■ Task brief: Gather every line that includes the word "title", please.

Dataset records
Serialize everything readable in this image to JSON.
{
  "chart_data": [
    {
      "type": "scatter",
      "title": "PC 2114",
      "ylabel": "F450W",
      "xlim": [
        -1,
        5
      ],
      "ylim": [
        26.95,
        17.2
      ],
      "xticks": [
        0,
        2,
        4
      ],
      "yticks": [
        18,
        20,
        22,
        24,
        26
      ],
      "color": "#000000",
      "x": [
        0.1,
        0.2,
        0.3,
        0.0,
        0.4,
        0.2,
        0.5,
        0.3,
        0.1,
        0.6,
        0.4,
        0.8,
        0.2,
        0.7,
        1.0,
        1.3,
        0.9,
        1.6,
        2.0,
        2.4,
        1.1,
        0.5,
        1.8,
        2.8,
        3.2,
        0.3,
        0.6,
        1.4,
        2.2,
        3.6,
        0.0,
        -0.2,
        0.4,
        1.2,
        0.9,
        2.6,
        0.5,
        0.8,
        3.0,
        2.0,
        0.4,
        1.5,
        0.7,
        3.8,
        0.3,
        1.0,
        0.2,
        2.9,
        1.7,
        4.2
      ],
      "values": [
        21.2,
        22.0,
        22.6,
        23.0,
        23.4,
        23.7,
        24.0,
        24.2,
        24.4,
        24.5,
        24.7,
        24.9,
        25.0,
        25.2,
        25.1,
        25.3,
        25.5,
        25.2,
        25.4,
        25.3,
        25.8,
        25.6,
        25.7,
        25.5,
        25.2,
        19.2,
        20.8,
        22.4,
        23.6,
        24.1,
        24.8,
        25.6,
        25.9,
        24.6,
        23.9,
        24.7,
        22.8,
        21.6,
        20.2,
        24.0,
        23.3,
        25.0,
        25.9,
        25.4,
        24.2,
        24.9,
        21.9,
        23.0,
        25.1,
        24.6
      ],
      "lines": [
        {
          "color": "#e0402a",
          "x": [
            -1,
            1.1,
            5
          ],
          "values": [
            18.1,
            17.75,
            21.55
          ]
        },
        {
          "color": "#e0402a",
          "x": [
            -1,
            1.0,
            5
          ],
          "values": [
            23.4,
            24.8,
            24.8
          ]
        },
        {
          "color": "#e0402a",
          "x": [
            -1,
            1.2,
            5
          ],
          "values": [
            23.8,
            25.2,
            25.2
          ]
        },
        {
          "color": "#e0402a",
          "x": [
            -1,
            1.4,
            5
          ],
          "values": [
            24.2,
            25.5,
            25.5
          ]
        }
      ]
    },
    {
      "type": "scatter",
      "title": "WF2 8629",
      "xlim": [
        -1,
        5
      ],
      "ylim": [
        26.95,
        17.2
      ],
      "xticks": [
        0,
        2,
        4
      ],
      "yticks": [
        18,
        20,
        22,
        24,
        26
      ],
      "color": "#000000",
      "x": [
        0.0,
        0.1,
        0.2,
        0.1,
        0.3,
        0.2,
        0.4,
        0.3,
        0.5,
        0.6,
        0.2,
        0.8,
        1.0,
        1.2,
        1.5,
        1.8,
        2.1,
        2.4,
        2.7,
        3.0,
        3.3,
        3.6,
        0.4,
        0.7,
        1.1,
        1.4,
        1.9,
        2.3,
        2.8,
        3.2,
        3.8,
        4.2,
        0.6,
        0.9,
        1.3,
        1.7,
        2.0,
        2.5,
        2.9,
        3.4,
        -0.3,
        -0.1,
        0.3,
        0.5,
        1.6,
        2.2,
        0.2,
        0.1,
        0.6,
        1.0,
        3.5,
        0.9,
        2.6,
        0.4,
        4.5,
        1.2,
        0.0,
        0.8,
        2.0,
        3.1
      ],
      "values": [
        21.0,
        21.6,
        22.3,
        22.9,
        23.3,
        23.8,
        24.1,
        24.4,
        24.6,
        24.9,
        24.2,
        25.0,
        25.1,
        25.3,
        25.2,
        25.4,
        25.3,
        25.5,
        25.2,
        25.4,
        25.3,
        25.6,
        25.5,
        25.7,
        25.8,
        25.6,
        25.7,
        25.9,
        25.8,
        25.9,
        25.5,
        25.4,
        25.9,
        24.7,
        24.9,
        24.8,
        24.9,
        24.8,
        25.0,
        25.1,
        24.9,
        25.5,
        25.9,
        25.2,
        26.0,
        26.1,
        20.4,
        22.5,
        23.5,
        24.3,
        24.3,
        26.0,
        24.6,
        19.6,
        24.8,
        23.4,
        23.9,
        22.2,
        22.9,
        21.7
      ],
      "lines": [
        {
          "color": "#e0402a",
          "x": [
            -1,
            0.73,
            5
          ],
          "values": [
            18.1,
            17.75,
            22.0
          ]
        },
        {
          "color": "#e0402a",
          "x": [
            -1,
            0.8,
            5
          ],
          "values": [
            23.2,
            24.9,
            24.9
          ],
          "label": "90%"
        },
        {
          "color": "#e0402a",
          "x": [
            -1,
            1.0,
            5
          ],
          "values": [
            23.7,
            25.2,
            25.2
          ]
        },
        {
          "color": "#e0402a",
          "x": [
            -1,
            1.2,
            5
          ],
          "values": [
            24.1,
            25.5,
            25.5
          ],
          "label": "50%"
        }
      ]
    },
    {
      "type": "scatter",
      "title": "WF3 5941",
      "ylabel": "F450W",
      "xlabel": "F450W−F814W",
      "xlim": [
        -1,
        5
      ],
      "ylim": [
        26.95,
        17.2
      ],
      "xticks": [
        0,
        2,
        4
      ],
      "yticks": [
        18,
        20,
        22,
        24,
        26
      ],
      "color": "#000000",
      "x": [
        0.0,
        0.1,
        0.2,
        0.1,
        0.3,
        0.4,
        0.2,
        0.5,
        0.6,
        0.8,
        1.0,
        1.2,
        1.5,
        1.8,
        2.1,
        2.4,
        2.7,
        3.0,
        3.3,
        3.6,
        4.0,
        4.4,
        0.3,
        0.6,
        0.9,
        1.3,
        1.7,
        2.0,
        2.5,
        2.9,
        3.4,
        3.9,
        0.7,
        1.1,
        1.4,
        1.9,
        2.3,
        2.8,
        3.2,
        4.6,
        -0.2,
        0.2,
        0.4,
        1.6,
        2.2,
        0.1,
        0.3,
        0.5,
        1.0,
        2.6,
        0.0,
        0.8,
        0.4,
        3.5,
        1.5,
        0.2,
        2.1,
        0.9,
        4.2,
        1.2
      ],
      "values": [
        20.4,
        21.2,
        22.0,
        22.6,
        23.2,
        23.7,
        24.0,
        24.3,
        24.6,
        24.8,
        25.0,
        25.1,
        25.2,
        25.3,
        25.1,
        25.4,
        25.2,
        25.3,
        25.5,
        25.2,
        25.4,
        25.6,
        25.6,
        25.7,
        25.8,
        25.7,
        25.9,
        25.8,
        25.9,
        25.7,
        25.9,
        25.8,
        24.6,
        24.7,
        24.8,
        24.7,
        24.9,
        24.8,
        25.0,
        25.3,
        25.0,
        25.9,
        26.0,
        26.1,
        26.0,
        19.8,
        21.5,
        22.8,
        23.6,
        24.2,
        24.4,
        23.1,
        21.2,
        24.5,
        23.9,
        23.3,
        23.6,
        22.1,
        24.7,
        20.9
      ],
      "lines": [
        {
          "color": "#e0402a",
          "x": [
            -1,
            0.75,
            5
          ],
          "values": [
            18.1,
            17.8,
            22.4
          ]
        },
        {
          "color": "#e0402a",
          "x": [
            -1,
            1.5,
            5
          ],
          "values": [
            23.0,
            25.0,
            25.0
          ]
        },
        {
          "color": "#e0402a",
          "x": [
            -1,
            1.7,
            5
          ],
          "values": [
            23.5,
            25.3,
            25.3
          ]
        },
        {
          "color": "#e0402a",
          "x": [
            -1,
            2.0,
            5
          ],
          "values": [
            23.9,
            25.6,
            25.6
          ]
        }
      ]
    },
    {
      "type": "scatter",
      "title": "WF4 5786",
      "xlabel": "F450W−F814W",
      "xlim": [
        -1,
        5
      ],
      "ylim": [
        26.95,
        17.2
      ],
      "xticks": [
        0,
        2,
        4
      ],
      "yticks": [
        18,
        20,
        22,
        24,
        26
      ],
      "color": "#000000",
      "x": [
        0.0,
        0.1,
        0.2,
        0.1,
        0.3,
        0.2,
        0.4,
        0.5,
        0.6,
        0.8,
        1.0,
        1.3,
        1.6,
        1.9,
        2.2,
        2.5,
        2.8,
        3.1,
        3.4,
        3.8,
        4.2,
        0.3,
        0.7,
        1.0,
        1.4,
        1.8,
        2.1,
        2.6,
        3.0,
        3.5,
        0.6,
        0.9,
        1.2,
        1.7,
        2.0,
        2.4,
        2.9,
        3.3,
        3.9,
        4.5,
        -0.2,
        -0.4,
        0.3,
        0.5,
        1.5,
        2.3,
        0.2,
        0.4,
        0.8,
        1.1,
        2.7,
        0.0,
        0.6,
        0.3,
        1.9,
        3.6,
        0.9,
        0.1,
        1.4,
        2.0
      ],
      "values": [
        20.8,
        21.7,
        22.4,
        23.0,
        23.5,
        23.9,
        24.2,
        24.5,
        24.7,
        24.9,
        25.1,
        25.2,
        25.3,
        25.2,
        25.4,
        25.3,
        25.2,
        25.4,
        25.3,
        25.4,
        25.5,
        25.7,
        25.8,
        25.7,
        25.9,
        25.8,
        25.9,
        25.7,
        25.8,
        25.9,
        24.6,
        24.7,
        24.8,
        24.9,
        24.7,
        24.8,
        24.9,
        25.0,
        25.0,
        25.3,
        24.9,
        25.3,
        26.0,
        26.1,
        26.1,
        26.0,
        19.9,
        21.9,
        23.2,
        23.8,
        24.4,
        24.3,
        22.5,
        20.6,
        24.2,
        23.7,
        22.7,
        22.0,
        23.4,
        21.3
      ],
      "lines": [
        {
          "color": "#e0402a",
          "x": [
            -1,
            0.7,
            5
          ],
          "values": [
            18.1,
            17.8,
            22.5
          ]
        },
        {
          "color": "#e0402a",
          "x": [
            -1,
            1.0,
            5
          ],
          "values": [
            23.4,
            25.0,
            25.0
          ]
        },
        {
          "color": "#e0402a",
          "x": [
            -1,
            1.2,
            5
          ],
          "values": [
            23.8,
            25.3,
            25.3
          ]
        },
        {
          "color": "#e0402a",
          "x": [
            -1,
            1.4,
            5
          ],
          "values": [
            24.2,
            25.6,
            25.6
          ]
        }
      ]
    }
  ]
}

■ Solution to the problem:
      "title": "PC 2114",
      "title": "WF2 8629",
      "title": "WF3 5941",
      "title": "WF4 5786",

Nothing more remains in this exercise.